Written task => In the entries below, find every line with "根据回答出示" and copy it.

Task inputs =>
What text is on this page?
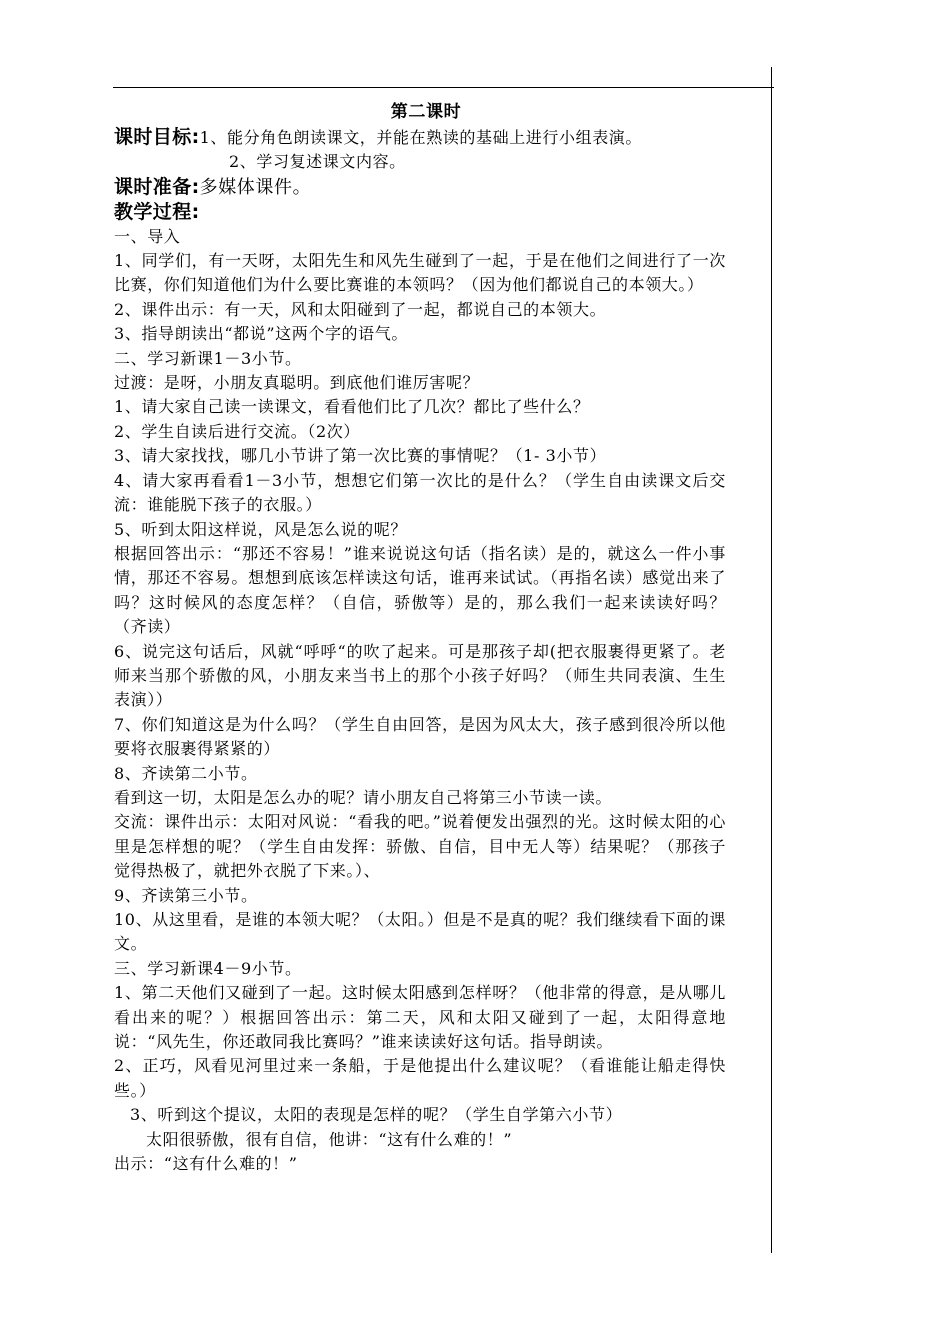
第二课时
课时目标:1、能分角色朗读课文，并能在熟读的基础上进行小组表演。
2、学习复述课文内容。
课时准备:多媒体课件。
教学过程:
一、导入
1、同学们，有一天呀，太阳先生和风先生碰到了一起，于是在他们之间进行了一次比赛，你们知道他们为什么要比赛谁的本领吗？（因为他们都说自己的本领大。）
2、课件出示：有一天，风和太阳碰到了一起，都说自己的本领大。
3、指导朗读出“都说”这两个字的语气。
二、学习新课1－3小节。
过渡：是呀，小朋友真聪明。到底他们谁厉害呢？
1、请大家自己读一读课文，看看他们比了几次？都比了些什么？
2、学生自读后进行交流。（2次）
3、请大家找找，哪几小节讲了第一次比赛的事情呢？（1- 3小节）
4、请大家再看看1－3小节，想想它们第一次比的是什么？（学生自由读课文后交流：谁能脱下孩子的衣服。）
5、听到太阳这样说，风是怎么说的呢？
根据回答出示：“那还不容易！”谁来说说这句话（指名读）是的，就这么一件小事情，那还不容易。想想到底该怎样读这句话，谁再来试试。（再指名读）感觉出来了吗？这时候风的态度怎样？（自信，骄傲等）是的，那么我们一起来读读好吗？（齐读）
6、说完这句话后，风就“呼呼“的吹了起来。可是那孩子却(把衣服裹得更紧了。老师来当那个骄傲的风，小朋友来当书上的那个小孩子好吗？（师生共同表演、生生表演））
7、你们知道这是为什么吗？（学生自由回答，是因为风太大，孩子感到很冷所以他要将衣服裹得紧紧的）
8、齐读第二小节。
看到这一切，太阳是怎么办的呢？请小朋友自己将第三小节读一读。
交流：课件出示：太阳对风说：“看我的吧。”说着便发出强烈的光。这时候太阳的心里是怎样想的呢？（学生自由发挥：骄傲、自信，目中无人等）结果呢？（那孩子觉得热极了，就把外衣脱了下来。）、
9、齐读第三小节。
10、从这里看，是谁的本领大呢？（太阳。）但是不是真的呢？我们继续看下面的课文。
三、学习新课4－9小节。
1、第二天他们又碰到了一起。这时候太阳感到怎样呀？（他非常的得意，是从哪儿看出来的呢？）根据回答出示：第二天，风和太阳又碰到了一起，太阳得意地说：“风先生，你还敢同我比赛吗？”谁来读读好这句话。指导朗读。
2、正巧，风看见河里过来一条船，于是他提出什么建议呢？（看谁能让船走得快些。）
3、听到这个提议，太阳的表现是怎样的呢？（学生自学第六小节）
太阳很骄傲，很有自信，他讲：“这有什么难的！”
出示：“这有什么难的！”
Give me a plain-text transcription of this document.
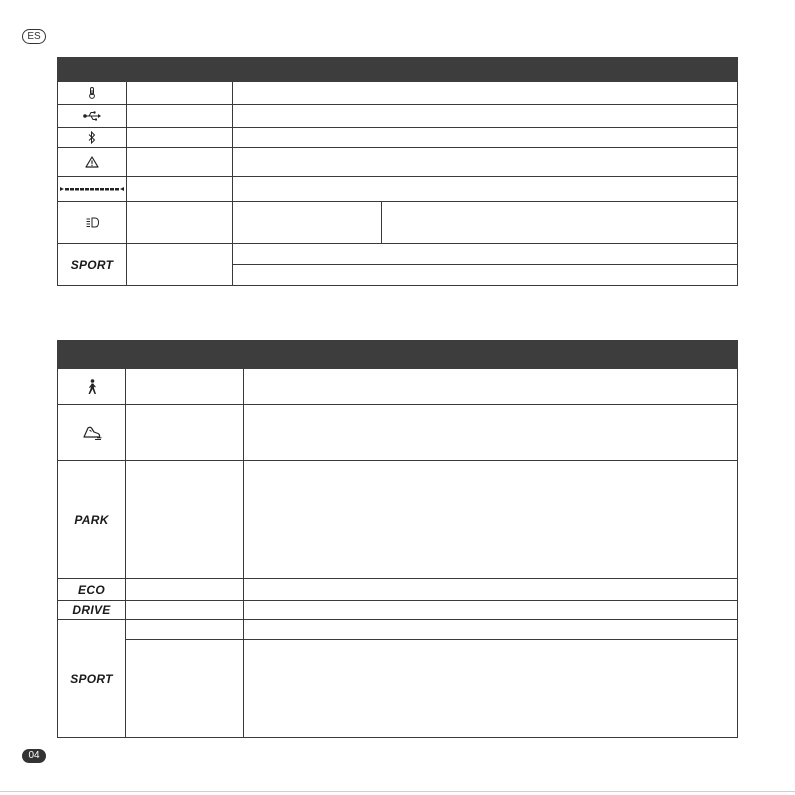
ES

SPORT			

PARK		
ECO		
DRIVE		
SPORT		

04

Response =>
根据回答出示：“那还不容易！”谁来说说这句话（指名读）是的，就这么一件小事情，那还不容易。想想到底该怎样读这句话，谁再来试试。（再指名读）感觉出来了吗？这时候风的态度怎样？（自信，骄傲等）是的，那么我们一起来读读好吗？（齐读）
1、第二天他们又碰到了一起。这时候太阳感到怎样呀？（他非常的得意，是从哪儿看出来的呢？）根据回答出示：第二天，风和太阳又碰到了一起，太阳得意地说：“风先生，你还敢同我比赛吗？”谁来读读好这句话。指导朗读。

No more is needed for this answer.